§ What is being asked
Pull out every line of the listing below where "Comparison" appears.

Entries from a visual dataset
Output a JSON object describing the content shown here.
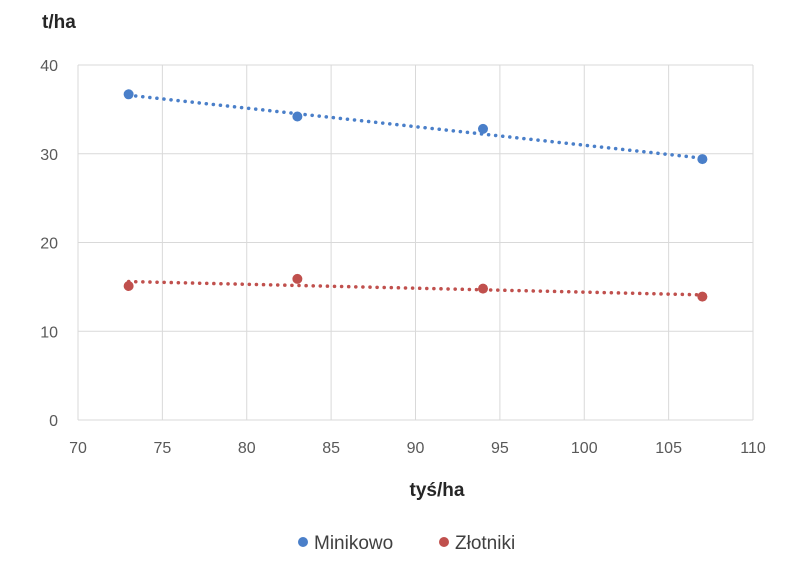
{
  "chart_data": {
    "type": "scatter",
    "ylabel": "t/ha",
    "xlabel": "tyś/ha",
    "xlim": [
      70,
      110
    ],
    "ylim": [
      0,
      40
    ],
    "xticks": [
      70,
      75,
      80,
      85,
      90,
      95,
      100,
      105,
      110
    ],
    "yticks": [
      0,
      10,
      20,
      30,
      40
    ],
    "grid": true,
    "legend_position": "bottom",
    "series": [
      {
        "name": "Minikowo",
        "color": "#4a7fc9",
        "x": [
          73,
          83,
          94,
          107
        ],
        "y": [
          36.7,
          34.2,
          32.8,
          29.4
        ],
        "trendline": {
          "type": "linear",
          "style": "dotted",
          "x": [
            73,
            107
          ],
          "y": [
            36.6,
            29.5
          ]
        }
      },
      {
        "name": "Złotniki",
        "color": "#c0504d",
        "x": [
          73,
          83,
          94,
          107
        ],
        "y": [
          15.1,
          15.9,
          14.8,
          13.9
        ],
        "trendline": {
          "type": "linear",
          "style": "dotted",
          "x": [
            73,
            107
          ],
          "y": [
            15.6,
            14.1
          ]
        }
      }
    ]
  }
}
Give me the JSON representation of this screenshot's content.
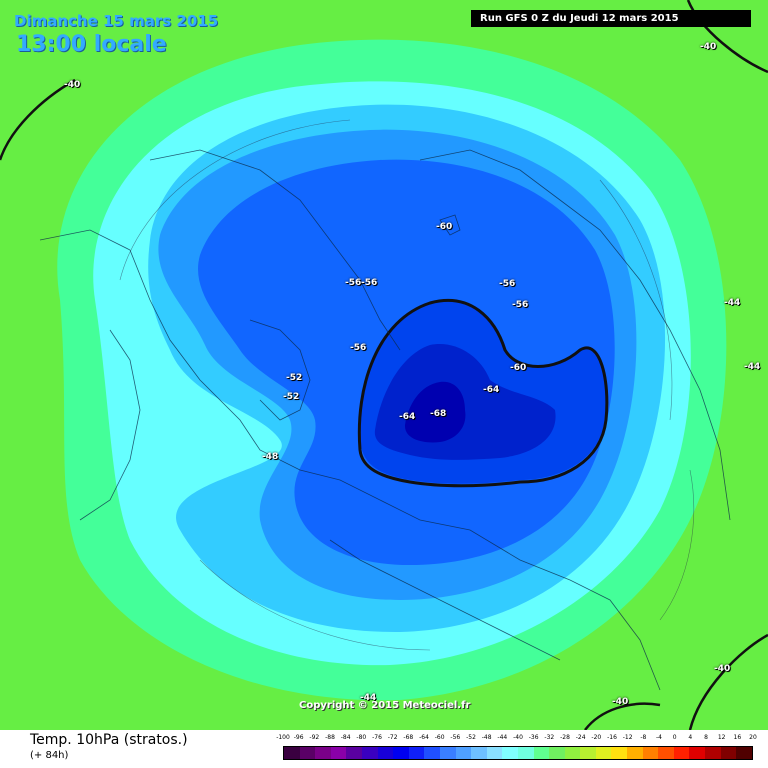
{
  "header": {
    "date": "Dimanche 15 mars 2015",
    "time": "13:00 locale",
    "run": "Run GFS 0 Z du Jeudi 12 mars 2015"
  },
  "copyright": "Copyright © 2015 Meteociel.fr",
  "footer": {
    "title": "Temp. 10hPa (stratos.)",
    "step": "(+ 84h)"
  },
  "contour_labels": [
    {
      "text": "-40"
    },
    {
      "text": "-40"
    },
    {
      "text": "-44"
    },
    {
      "text": "-44"
    },
    {
      "text": "-48"
    },
    {
      "text": "-52"
    },
    {
      "text": "-52"
    },
    {
      "text": "-56"
    },
    {
      "text": "-56"
    },
    {
      "text": "-56"
    },
    {
      "text": "-56"
    },
    {
      "text": "-56"
    },
    {
      "text": "-60"
    },
    {
      "text": "-60"
    },
    {
      "text": "-64"
    },
    {
      "text": "-64"
    },
    {
      "text": "-68"
    },
    {
      "text": "-40"
    },
    {
      "text": "-40"
    },
    {
      "text": "-44"
    }
  ],
  "scale": {
    "labels": [
      "-100",
      "-96",
      "-92",
      "-88",
      "-84",
      "-80",
      "-76",
      "-72",
      "-68",
      "-64",
      "-60",
      "-56",
      "-52",
      "-48",
      "-44",
      "-40",
      "-36",
      "-32",
      "-28",
      "-24",
      "-20",
      "-16",
      "-12",
      "-8",
      "-4",
      "0",
      "4",
      "8",
      "12",
      "16",
      "20"
    ],
    "colors": [
      "#3a0040",
      "#5a0066",
      "#7a0088",
      "#8a00a8",
      "#5a00a0",
      "#3a00c0",
      "#1800d8",
      "#0000f0",
      "#1020f8",
      "#2050ff",
      "#3a7fff",
      "#4fa0ff",
      "#6ec0ff",
      "#8ae0ff",
      "#80ffff",
      "#70ffe0",
      "#60ff90",
      "#70f060",
      "#90f040",
      "#b8f030",
      "#e0f020",
      "#ffe010",
      "#ffb000",
      "#ff8000",
      "#ff5000",
      "#ff2000",
      "#e00000",
      "#b00000",
      "#800000",
      "#500000"
    ]
  },
  "colors": {
    "green": "#66ee44",
    "mint": "#44ff99",
    "cyan": "#66ffff",
    "light_blue": "#33ccff",
    "mid_blue": "#2299ff",
    "blue": "#1166ff",
    "deep_blue": "#0044ee",
    "core_blue": "#0022cc"
  }
}
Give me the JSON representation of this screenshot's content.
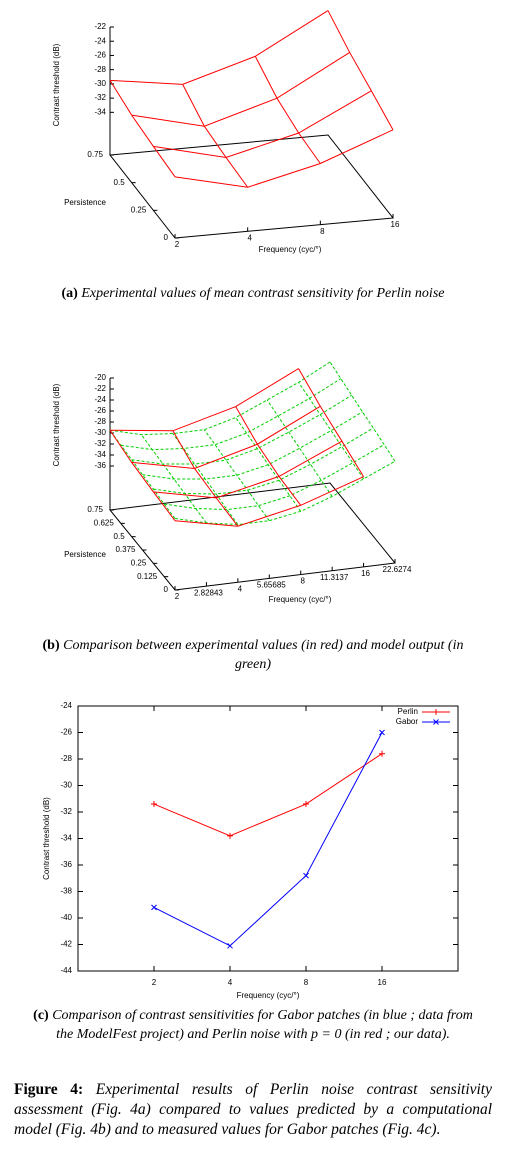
{
  "chart_data": [
    {
      "type": "surface",
      "caption_label": "(a)",
      "caption": "Experimental values of mean contrast sensitivity for Perlin noise",
      "xlabel": "Frequency (cyc/°)",
      "ylabel": "Persistence",
      "zlabel": "Contrast threshold (dB)",
      "xscale": "log",
      "xlim": [
        2,
        16
      ],
      "ylim": [
        0,
        0.75
      ],
      "zlim": [
        -40,
        -22
      ],
      "xticks": [
        2,
        4,
        8,
        16
      ],
      "yticks": [
        0,
        0.25,
        0.5,
        0.75
      ],
      "zticks": [
        -22,
        -24,
        -26,
        -28,
        -30,
        -32,
        -34
      ],
      "surfaces": [
        {
          "color": "#ff0000",
          "x": [
            2,
            4,
            8,
            16
          ],
          "y": [
            0,
            0.25,
            0.5,
            0.75
          ],
          "values": [
            [
              -31.4,
              -33.8,
              -31.4,
              -27.6
            ],
            [
              -31,
              -33.5,
              -31,
              -26
            ],
            [
              -30.5,
              -33,
              -30,
              -24.5
            ],
            [
              -29.5,
              -31,
              -28,
              -22.5
            ]
          ]
        }
      ]
    },
    {
      "type": "surface",
      "caption_label": "(b)",
      "caption": "Comparison between experimental values (in red) and model output (in green)",
      "xlabel": "Frequency (cyc/°)",
      "ylabel": "Persistence",
      "zlabel": "Contrast threshold (dB)",
      "xscale": "log",
      "xlim": [
        2,
        22.6274
      ],
      "ylim": [
        0,
        0.75
      ],
      "zlim": [
        -44,
        -20
      ],
      "xticks": [
        2,
        2.82843,
        4,
        5.65685,
        8,
        11.3137,
        16,
        22.6274
      ],
      "yticks": [
        0,
        0.125,
        0.25,
        0.375,
        0.5,
        0.625,
        0.75
      ],
      "zticks": [
        -20,
        -22,
        -24,
        -26,
        -28,
        -30,
        -32,
        -34,
        -36
      ],
      "surfaces": [
        {
          "color": "#00d000",
          "style": "dashed",
          "x": [
            2,
            2.82843,
            4,
            5.65685,
            8,
            11.3137,
            16,
            22.6274
          ],
          "y": [
            0,
            0.125,
            0.25,
            0.375,
            0.5,
            0.625,
            0.75
          ],
          "values": [
            [
              -31,
              -32.5,
              -33.5,
              -33.5,
              -32.5,
              -30.5,
              -28,
              -25.5
            ],
            [
              -30.8,
              -32.3,
              -33.2,
              -33.2,
              -32.1,
              -30,
              -27.5,
              -24.9
            ],
            [
              -30.5,
              -32,
              -32.8,
              -32.8,
              -31.7,
              -29.5,
              -27,
              -24.3
            ],
            [
              -30.3,
              -31.8,
              -32.5,
              -32.5,
              -31.3,
              -29,
              -26.5,
              -23.8
            ],
            [
              -30,
              -31.5,
              -32.2,
              -32.2,
              -30.8,
              -28.5,
              -26,
              -23.2
            ],
            [
              -29.8,
              -31.3,
              -31.8,
              -31.8,
              -30.4,
              -28,
              -25.5,
              -22.6
            ],
            [
              -29.5,
              -31,
              -31.5,
              -31.5,
              -30,
              -27.5,
              -25,
              -22
            ]
          ]
        },
        {
          "color": "#ff0000",
          "x": [
            2,
            4,
            8,
            16
          ],
          "y": [
            0,
            0.25,
            0.5,
            0.75
          ],
          "values": [
            [
              -31.4,
              -33.8,
              -31.4,
              -27.6
            ],
            [
              -31,
              -33.5,
              -31,
              -26
            ],
            [
              -30.5,
              -33,
              -30,
              -24.5
            ],
            [
              -29.5,
              -31,
              -28,
              -22.5
            ]
          ]
        }
      ]
    },
    {
      "type": "line",
      "caption_label": "(c)",
      "caption": "Comparison of contrast sensitivities for Gabor patches (in blue ; data from the ModelFest project) and Perlin noise with p = 0 (in red ; our data).",
      "xlabel": "Frequency (cyc/°)",
      "ylabel": "Contrast threshold (dB)",
      "xscale": "log",
      "x": [
        2,
        4,
        8,
        16
      ],
      "xlim": [
        1,
        32
      ],
      "xticks": [
        2,
        4,
        8,
        16
      ],
      "ylim": [
        -44,
        -24
      ],
      "yticks": [
        -44,
        -42,
        -40,
        -38,
        -36,
        -34,
        -32,
        -30,
        -28,
        -26,
        -24
      ],
      "legend": "top-right",
      "series": [
        {
          "name": "Perlin",
          "color": "#ff0000",
          "marker": "+",
          "values": [
            -31.4,
            -33.8,
            -31.4,
            -27.6
          ]
        },
        {
          "name": "Gabor",
          "color": "#0000ff",
          "marker": "x",
          "values": [
            -39.2,
            -42.1,
            -36.8,
            -26.0
          ]
        }
      ]
    }
  ],
  "figure_caption": {
    "label": "Figure 4:",
    "text": "Experimental results of Perlin noise contrast sensitivity assessment (Fig. 4a) compared to values predicted by a computational model (Fig. 4b) and to measured values for Gabor patches (Fig. 4c)."
  }
}
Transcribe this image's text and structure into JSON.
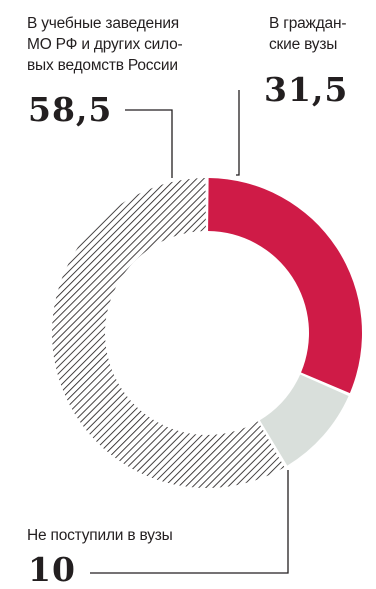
{
  "chart_data": {
    "type": "pie",
    "variant": "donut",
    "unit": "%",
    "slices": [
      {
        "label_lines": [
          "В гражданские вузы"
        ],
        "label_display": [
          "В граждан-",
          "ские вузы"
        ],
        "value": 31.5,
        "value_text": "31,5",
        "color": "#cf1b47",
        "pattern": "solid"
      },
      {
        "label_lines": [
          "Не поступили в вузы"
        ],
        "label_display": [
          "Не поступили в вузы"
        ],
        "value": 10,
        "value_text": "10",
        "color": "#d9dfdb",
        "pattern": "solid"
      },
      {
        "label_lines": [
          "В учебные заведения МО РФ и других силовых ведомств России"
        ],
        "label_display": [
          "В учебные заведения",
          "МО РФ и других сило-",
          "вых ведомств России"
        ],
        "value": 58.5,
        "value_text": "58,5",
        "color": "#231f20",
        "pattern": "hatched"
      }
    ],
    "start": "top",
    "direction": "clockwise",
    "legend": "callout labels with leader lines"
  }
}
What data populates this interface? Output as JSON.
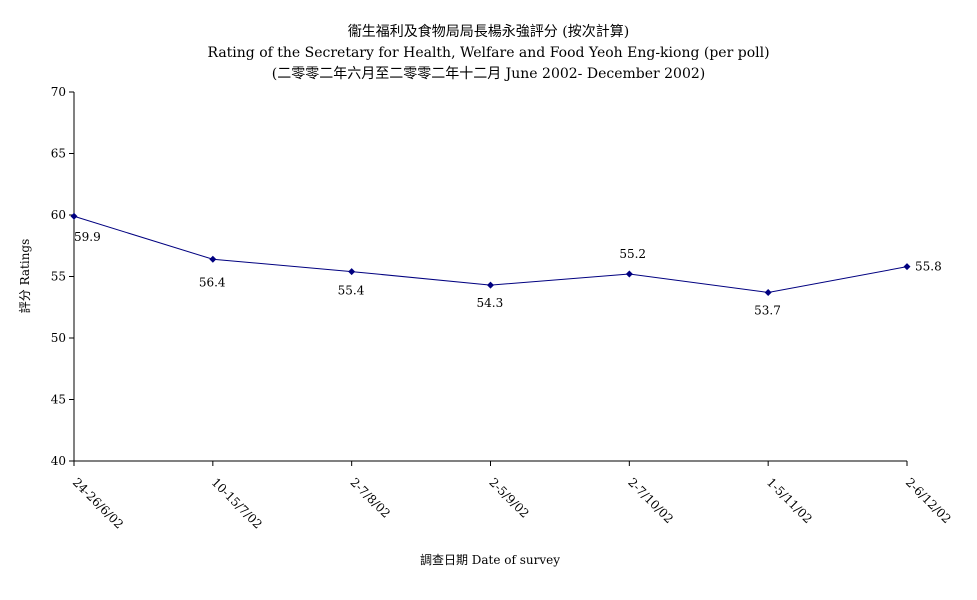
{
  "chart_data": {
    "type": "line",
    "title": "衞生福利及食物局局長楊永強評分 (按次計算)",
    "subtitle": "Rating of the Secretary for Health, Welfare and Food Yeoh Eng-kiong (per poll)",
    "subtitle2": "(二零零二年六月至二零零二年十二月 June 2002- December 2002)",
    "xlabel": "調查日期 Date of survey",
    "ylabel": "評分 Ratings",
    "categories": [
      "24-26/6/02",
      "10-15/7/02",
      "2-7/8/02",
      "2-5/9/02",
      "2-7/10/02",
      "1-5/11/02",
      "2-6/12/02"
    ],
    "series": [
      {
        "values": [
          59.9,
          56.4,
          55.4,
          54.3,
          55.2,
          53.7,
          55.8
        ]
      }
    ],
    "value_labels": [
      "59.9",
      "56.4",
      "55.4",
      "54.3",
      "55.2",
      "53.7",
      "55.8"
    ],
    "ylim": [
      40,
      70
    ],
    "yticks": [
      "40",
      "45",
      "50",
      "55",
      "60",
      "65",
      "70"
    ],
    "grid": false,
    "legend": "none",
    "line_color": "#000080",
    "marker_color": "#000080"
  }
}
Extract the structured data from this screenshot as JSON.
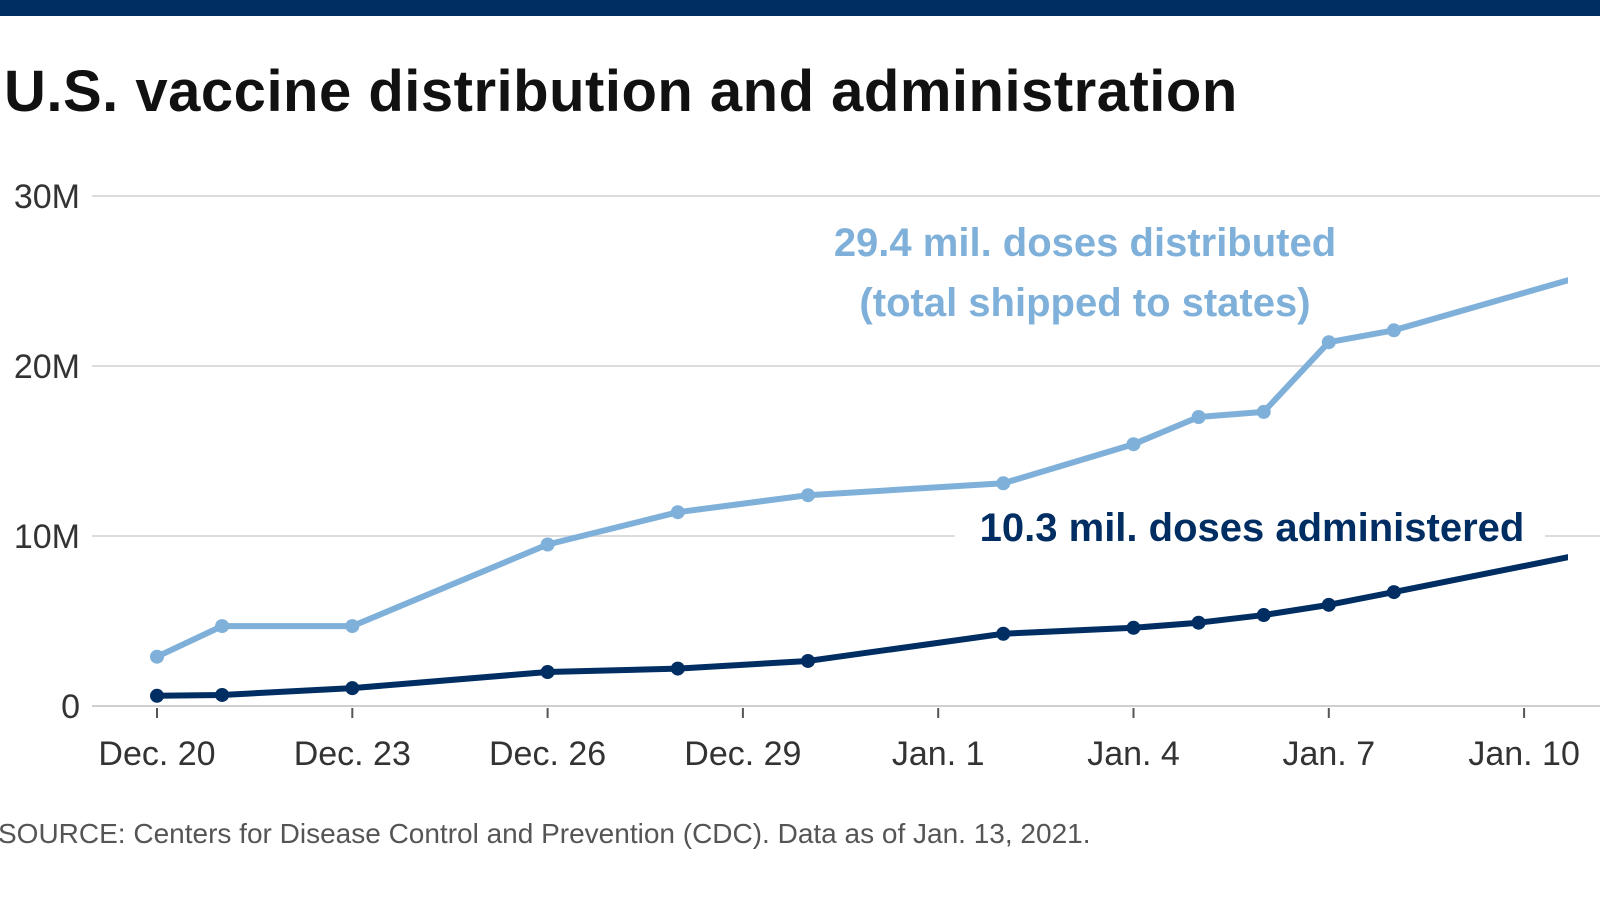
{
  "title": "U.S. vaccine distribution and administration",
  "source": "SOURCE: Centers for Disease Control and Prevention (CDC). Data as of Jan. 13, 2021.",
  "colors": {
    "top_bar": "#002d62",
    "distributed": "#7fb0d9",
    "administered": "#002d62",
    "grid": "#dcdcdc"
  },
  "chart_data": {
    "type": "line",
    "title": "U.S. vaccine distribution and administration",
    "xlabel": "",
    "ylabel": "",
    "ylim": [
      0,
      30
    ],
    "y_unit": "million doses",
    "y_ticks": [
      {
        "value": 0,
        "label": "0"
      },
      {
        "value": 10,
        "label": "10M"
      },
      {
        "value": 20,
        "label": "20M"
      },
      {
        "value": 30,
        "label": "30M"
      }
    ],
    "x_ticks": [
      "Dec. 20",
      "Dec. 23",
      "Dec. 26",
      "Dec. 29",
      "Jan. 1",
      "Jan. 4",
      "Jan. 7",
      "Jan. 10"
    ],
    "grid": true,
    "x": [
      "Dec. 20",
      "Dec. 21",
      "Dec. 23",
      "Dec. 26",
      "Dec. 28",
      "Dec. 30",
      "Jan. 2",
      "Jan. 4",
      "Jan. 5",
      "Jan. 6",
      "Jan. 7",
      "Jan. 8",
      "Jan. 11"
    ],
    "series": [
      {
        "key": "distributed",
        "values": [
          2.9,
          4.7,
          4.7,
          9.5,
          11.4,
          12.4,
          13.1,
          15.4,
          17.0,
          17.3,
          21.4,
          22.1,
          25.4
        ]
      },
      {
        "key": "administered",
        "values": [
          0.6,
          0.65,
          1.05,
          2.0,
          2.2,
          2.65,
          4.25,
          4.6,
          4.9,
          5.35,
          5.95,
          6.7,
          9.0
        ]
      }
    ],
    "annotations": {
      "distributed_line1": "29.4 mil. doses distributed",
      "distributed_line2": "(total shipped to states)",
      "administered": "10.3 mil. doses administered"
    }
  }
}
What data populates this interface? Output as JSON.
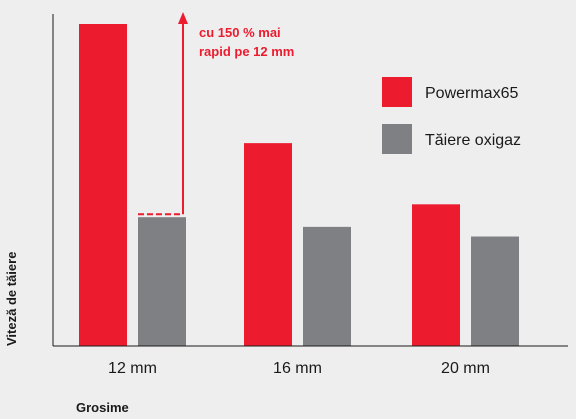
{
  "chart_data": {
    "type": "bar",
    "title": "",
    "xlabel": "Grosime",
    "ylabel": "Viteză de tăiere",
    "categories": [
      "12 mm",
      "16 mm",
      "20 mm"
    ],
    "series": [
      {
        "name": "Powermax65",
        "color": "#ec1c2e",
        "values": [
          100,
          63,
          44
        ]
      },
      {
        "name": "Tăiere oxigaz",
        "color": "#7f8083",
        "values": [
          40,
          37,
          34
        ]
      }
    ],
    "ylim": [
      0,
      100
    ],
    "grid": false,
    "legend_position": "right",
    "annotation": {
      "lines": [
        "cu 150 % mai",
        "rapid pe 12 mm"
      ],
      "category": "12 mm",
      "color": "#ec1c2e"
    }
  }
}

§ Answer to this problem
      "caption": "Comparison between experimental values (in red) and model output (in green)",
      "caption": "Comparison of contrast sensitivities for Gabor patches (in blue ; data from the ModelFest project) and Perlin noise with p = 0 (in red ; our data).",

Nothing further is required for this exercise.